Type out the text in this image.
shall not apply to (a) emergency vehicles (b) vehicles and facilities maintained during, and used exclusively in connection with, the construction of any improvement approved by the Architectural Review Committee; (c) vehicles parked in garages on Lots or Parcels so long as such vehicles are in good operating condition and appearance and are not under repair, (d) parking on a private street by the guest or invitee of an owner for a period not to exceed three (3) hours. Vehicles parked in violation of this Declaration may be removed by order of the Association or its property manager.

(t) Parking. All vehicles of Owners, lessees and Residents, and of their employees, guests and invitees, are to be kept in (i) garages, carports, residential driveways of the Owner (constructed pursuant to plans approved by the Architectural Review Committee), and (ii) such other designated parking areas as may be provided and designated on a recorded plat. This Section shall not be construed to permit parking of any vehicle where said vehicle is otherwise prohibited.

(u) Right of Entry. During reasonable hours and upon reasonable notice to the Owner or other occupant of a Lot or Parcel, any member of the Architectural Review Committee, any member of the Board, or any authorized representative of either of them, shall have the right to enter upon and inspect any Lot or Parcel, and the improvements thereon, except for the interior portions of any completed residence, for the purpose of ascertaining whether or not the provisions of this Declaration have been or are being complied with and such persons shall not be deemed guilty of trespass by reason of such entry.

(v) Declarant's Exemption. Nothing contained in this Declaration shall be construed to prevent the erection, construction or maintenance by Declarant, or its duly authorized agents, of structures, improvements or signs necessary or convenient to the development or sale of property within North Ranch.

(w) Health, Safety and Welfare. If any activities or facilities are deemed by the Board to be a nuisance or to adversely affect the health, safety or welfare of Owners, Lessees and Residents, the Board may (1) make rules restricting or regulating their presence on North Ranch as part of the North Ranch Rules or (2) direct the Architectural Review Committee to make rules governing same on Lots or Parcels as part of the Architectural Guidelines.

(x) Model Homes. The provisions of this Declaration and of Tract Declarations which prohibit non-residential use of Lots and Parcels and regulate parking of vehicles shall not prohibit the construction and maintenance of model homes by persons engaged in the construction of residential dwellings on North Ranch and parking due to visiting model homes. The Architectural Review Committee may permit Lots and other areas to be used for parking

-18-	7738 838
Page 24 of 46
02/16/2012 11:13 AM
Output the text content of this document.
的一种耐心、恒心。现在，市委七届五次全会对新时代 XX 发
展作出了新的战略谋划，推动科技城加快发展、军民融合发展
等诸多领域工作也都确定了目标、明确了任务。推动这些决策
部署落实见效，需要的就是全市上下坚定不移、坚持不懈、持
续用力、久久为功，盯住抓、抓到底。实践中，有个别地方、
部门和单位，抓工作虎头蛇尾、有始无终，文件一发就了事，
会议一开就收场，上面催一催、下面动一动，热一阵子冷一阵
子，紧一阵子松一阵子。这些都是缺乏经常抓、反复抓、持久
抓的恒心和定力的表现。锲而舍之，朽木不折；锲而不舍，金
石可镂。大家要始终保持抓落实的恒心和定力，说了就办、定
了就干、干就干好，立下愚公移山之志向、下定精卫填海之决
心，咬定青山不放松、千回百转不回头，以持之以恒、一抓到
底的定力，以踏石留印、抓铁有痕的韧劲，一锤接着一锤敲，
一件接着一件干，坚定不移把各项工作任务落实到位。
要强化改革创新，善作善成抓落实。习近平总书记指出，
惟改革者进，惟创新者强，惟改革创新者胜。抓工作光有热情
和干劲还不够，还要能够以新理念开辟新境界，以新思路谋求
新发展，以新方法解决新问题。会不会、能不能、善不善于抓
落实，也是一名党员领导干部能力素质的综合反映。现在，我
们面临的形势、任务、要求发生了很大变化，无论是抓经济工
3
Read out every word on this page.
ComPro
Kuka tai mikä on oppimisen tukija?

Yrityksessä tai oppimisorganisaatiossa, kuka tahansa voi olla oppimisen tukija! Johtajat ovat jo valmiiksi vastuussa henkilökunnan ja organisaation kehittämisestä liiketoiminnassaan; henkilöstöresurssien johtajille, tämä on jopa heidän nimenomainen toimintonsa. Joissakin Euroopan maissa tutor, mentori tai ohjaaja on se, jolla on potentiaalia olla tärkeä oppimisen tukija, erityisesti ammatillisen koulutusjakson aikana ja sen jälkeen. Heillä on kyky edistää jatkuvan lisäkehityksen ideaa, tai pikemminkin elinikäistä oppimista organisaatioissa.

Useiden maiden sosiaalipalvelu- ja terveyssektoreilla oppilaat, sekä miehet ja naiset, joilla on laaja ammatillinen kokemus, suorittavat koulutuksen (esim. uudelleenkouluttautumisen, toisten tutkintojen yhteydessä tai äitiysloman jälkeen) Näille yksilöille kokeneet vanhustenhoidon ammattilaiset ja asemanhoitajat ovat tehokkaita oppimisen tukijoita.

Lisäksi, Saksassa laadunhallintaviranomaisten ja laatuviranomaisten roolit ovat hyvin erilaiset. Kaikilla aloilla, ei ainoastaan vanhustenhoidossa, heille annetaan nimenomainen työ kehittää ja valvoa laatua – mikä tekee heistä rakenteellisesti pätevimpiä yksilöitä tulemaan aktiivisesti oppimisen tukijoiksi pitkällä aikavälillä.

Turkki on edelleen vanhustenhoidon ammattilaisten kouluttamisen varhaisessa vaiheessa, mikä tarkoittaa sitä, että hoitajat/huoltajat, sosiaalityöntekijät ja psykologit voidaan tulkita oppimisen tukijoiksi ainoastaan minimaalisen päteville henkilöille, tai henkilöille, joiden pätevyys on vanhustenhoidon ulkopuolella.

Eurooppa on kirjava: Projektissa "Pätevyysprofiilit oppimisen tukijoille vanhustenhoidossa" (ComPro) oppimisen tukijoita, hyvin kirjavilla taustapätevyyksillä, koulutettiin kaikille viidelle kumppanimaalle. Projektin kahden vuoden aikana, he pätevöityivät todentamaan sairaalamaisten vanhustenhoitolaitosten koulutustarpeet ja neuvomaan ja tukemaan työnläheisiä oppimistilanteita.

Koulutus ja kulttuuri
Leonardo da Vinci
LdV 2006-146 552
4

DESCRIPTION OF THE TASK
Every line of the records that includes the word "tukija" should be gathered.

EXERCISE SOLUTION
Kuka tai mikä on oppimisen tukija?
Yrityksessä tai oppimisorganisaatiossa, kuka tahansa voi olla oppimisen tukija! Johtajat ovat jo valmiiksi vastuussa henkilökunnan ja organisaation kehittämisestä liiketoiminnassaan; henkilöstöresurssien johtajille, tämä on jopa heidän nimenomainen toimintonsa. Joissakin Euroopan maissa tutor, mentori tai ohjaaja on se, jolla on potentiaalia olla tärkeä oppimisen tukija, erityisesti ammatillisen koulutusjakson aikana ja sen jälkeen. Heillä on kyky edistää jatkuvan lisäkehityksen ideaa, tai pikemminkin elinikäistä oppimista organisaatioissa.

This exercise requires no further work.